**Records shown**
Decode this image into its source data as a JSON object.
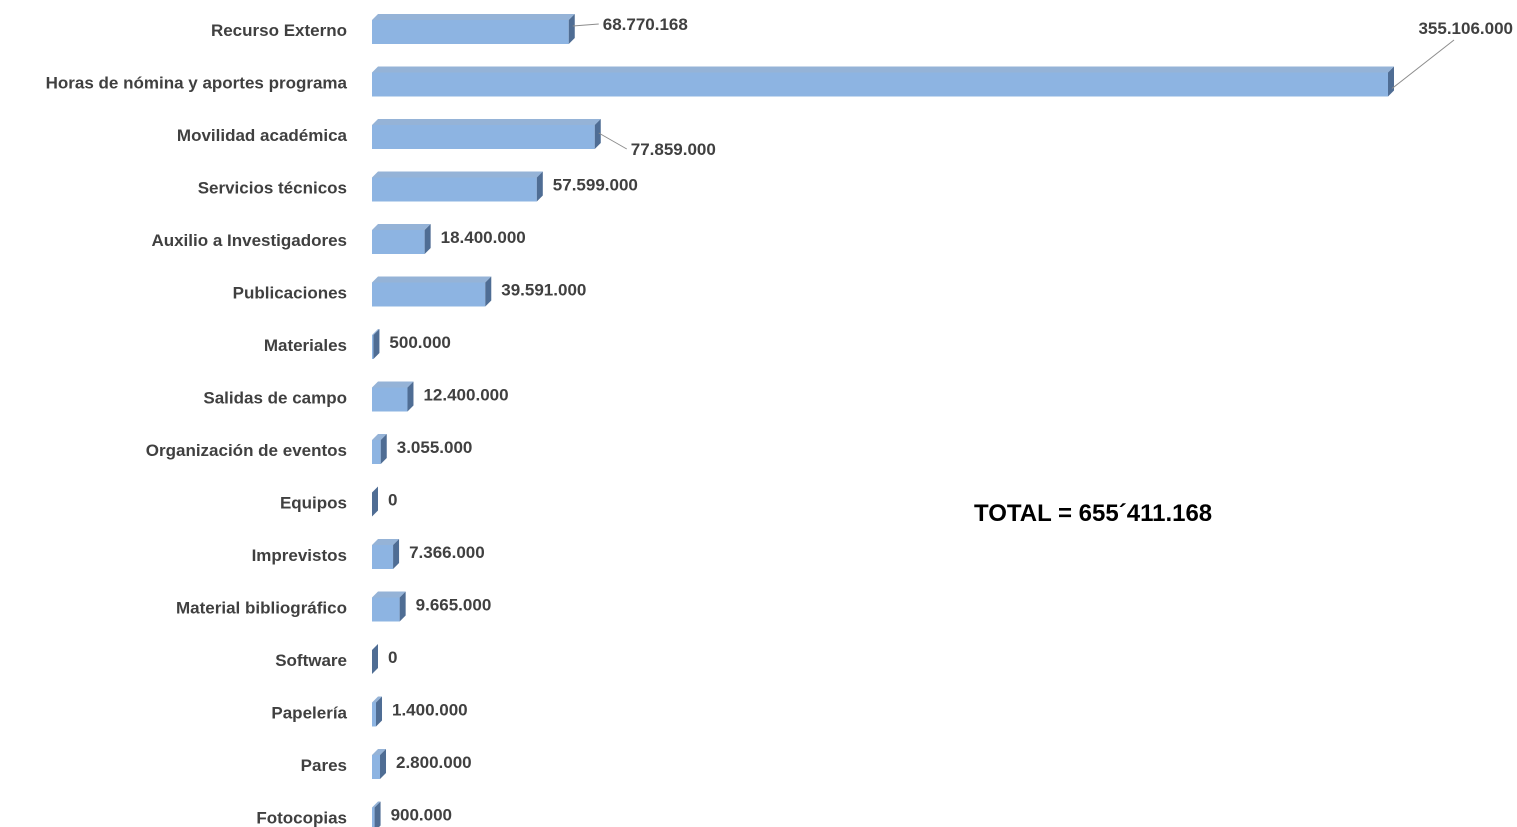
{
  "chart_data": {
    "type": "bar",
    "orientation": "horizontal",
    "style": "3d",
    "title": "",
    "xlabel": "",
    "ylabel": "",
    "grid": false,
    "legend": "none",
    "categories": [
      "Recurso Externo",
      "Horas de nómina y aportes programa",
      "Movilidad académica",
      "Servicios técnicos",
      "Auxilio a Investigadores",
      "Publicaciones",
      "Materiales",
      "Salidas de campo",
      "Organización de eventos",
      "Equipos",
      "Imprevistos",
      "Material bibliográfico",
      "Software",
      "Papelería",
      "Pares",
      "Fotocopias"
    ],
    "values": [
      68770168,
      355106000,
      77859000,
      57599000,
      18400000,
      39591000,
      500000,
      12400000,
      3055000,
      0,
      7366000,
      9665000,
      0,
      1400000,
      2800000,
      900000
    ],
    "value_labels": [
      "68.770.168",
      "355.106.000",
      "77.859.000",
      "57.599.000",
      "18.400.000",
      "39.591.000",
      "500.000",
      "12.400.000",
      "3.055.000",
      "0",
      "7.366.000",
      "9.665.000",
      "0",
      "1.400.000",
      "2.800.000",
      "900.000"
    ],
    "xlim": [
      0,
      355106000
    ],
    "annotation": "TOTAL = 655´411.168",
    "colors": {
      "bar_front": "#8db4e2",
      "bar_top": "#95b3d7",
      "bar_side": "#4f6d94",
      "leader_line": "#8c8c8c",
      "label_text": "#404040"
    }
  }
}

* * *

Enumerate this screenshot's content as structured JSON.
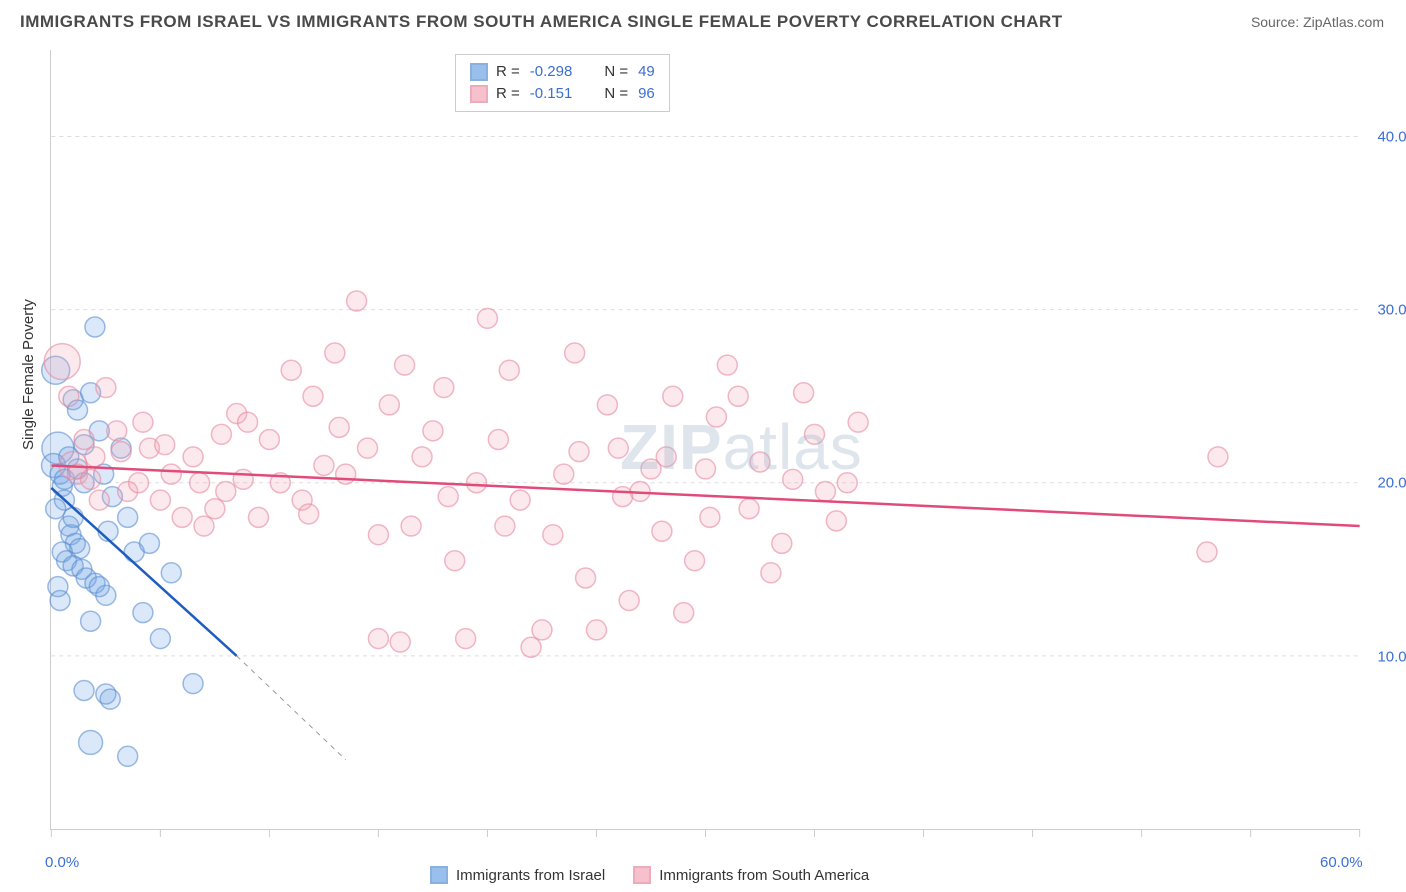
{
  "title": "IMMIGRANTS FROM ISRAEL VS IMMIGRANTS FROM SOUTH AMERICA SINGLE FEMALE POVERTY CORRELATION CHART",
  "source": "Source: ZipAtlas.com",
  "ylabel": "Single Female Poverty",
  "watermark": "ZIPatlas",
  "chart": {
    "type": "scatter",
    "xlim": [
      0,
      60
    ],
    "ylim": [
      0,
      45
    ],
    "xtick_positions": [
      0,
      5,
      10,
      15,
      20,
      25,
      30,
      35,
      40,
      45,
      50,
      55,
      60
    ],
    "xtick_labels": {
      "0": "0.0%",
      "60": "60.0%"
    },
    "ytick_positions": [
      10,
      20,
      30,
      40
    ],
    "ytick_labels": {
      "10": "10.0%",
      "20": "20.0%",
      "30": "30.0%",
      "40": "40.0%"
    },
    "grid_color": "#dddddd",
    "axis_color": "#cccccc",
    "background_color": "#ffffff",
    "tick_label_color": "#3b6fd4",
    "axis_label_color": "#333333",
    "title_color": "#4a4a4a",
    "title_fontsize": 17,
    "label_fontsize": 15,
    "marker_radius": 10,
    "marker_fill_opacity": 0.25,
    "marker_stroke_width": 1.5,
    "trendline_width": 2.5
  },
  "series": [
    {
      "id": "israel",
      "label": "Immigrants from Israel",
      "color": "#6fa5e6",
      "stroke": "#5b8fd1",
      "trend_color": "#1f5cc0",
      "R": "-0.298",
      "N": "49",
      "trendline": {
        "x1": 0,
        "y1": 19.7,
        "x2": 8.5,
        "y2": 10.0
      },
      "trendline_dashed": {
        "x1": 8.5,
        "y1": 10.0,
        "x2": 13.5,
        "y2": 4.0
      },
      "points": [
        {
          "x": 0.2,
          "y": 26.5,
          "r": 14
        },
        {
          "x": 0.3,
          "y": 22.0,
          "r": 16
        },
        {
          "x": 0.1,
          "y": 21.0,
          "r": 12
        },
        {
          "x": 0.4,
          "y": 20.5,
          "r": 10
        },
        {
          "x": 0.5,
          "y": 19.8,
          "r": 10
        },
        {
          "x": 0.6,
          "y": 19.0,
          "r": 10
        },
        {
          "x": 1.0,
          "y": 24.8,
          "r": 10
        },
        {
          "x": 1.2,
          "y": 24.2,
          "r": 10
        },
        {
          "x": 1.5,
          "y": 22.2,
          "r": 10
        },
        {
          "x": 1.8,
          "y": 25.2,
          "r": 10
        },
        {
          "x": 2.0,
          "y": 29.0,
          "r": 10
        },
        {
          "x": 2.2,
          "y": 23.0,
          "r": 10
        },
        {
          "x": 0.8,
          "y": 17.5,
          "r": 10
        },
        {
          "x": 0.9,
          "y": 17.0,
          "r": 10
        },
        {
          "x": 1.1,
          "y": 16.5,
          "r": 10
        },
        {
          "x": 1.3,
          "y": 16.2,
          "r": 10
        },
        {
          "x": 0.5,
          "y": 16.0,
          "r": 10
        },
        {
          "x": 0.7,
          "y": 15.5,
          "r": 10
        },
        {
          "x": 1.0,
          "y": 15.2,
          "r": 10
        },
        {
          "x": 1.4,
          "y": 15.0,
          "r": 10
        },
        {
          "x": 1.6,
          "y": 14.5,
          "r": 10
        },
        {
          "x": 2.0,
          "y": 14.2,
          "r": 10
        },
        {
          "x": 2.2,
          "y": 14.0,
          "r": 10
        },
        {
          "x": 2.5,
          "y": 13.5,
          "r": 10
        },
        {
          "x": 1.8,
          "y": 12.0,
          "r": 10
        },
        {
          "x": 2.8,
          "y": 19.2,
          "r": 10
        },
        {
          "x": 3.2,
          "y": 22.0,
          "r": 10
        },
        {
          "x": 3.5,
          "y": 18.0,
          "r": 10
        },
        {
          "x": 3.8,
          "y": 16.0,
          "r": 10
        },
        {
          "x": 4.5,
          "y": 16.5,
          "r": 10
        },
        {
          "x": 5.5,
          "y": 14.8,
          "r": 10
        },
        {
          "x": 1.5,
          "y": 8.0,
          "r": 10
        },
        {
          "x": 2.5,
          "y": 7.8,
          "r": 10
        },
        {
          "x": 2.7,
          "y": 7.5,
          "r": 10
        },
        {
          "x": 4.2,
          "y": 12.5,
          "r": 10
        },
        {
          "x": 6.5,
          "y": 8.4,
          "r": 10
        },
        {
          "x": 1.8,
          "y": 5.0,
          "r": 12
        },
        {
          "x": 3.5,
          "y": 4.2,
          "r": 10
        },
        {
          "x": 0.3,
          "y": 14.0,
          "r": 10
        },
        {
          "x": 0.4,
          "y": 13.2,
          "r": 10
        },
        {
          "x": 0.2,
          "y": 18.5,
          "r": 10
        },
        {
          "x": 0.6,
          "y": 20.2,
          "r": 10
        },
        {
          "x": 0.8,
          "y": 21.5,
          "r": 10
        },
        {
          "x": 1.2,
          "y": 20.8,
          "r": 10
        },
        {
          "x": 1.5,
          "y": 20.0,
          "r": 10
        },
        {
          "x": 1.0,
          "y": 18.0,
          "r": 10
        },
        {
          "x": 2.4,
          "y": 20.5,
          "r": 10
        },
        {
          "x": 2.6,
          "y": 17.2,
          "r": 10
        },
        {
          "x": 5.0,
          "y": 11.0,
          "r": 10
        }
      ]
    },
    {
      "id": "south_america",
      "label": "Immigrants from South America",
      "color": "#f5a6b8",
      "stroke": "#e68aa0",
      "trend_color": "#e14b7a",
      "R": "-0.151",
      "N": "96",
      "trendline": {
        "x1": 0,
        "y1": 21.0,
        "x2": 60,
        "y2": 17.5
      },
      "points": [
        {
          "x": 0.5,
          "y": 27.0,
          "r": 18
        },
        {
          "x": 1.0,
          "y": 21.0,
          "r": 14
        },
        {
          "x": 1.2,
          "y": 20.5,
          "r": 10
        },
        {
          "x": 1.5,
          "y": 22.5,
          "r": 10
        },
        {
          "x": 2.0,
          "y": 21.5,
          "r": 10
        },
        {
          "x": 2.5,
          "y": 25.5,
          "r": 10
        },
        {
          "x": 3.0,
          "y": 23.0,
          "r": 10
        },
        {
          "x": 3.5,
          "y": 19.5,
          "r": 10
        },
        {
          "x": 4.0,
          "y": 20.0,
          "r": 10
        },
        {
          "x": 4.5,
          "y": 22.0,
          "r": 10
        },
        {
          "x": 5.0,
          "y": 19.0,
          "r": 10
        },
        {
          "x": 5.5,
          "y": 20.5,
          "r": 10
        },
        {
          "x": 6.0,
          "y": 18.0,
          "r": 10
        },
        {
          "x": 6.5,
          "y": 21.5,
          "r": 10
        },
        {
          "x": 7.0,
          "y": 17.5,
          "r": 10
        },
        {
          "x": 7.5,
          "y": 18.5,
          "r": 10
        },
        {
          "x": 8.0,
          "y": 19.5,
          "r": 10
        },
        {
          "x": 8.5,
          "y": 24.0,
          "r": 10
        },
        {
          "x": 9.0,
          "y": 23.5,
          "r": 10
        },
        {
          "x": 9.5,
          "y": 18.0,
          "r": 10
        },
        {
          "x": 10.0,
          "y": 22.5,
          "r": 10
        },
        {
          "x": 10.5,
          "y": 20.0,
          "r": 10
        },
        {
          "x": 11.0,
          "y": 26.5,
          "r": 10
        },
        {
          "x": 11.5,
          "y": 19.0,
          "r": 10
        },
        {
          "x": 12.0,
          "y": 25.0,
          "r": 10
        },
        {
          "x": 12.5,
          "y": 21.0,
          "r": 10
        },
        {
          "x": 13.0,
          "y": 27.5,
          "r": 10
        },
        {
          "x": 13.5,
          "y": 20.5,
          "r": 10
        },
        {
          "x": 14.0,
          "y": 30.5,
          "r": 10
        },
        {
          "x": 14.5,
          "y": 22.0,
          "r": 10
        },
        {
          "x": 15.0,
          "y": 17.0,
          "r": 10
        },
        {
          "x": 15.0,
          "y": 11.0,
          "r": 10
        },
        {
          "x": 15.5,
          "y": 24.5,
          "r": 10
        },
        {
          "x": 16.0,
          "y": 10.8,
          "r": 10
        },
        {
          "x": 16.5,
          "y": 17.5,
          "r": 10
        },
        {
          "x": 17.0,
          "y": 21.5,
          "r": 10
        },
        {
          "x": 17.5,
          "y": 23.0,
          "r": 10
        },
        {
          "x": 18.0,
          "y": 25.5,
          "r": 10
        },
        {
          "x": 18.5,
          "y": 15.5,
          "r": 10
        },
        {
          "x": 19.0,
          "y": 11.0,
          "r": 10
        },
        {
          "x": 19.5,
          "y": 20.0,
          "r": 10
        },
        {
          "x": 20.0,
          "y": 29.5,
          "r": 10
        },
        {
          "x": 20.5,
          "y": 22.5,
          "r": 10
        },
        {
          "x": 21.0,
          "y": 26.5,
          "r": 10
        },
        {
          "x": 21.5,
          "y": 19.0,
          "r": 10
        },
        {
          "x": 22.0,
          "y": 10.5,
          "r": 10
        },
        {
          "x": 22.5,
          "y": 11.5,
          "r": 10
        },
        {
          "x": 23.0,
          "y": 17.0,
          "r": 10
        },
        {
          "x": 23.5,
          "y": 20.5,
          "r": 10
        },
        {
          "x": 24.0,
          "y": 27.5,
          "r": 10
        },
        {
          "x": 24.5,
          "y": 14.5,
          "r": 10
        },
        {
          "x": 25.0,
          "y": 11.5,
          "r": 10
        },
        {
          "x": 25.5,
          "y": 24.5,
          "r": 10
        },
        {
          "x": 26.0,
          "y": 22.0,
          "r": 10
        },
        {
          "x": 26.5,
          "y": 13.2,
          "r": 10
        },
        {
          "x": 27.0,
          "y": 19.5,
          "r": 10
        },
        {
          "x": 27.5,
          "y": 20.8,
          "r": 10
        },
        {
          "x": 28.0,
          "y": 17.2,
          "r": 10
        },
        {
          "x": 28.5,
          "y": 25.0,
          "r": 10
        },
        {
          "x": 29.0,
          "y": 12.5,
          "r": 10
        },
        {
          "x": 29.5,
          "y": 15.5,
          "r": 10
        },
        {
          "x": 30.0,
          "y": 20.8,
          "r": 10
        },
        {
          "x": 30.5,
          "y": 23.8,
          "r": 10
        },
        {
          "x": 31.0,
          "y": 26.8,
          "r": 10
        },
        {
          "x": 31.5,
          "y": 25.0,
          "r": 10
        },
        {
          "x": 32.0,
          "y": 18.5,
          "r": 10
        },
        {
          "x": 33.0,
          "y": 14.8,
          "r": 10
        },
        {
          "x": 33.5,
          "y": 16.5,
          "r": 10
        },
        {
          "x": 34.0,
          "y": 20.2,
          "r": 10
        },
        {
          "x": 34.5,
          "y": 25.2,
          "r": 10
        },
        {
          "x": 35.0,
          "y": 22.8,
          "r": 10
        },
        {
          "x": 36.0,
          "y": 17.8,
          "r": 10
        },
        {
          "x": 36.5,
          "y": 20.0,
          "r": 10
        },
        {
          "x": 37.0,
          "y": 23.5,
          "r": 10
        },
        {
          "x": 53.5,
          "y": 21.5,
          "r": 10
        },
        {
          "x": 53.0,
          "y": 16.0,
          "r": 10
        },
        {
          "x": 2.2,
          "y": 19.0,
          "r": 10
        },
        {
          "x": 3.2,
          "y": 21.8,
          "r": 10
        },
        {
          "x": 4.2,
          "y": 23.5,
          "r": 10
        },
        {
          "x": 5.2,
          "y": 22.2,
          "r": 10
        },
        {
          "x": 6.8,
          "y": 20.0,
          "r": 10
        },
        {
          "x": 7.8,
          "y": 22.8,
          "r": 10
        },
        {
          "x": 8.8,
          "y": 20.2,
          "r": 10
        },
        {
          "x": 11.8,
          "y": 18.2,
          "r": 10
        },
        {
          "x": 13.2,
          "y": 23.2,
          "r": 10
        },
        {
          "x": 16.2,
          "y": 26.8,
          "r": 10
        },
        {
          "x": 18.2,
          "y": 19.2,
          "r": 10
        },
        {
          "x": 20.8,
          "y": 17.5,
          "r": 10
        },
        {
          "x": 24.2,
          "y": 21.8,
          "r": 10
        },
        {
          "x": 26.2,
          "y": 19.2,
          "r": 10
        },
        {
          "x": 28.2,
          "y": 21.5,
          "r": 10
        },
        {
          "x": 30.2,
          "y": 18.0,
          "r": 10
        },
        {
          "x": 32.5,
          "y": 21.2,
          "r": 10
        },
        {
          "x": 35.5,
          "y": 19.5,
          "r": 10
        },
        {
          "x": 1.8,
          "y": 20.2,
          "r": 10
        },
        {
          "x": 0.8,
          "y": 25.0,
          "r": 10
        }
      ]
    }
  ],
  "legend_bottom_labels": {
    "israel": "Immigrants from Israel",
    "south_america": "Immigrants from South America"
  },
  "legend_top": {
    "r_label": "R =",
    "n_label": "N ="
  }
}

**Directions**
Among the entries above, identify all lines with "this" and copy them.

**Reply to the exercise**
Decode this image into its source data as a JSON object.
Enumerate this screenshot's content as structured JSON.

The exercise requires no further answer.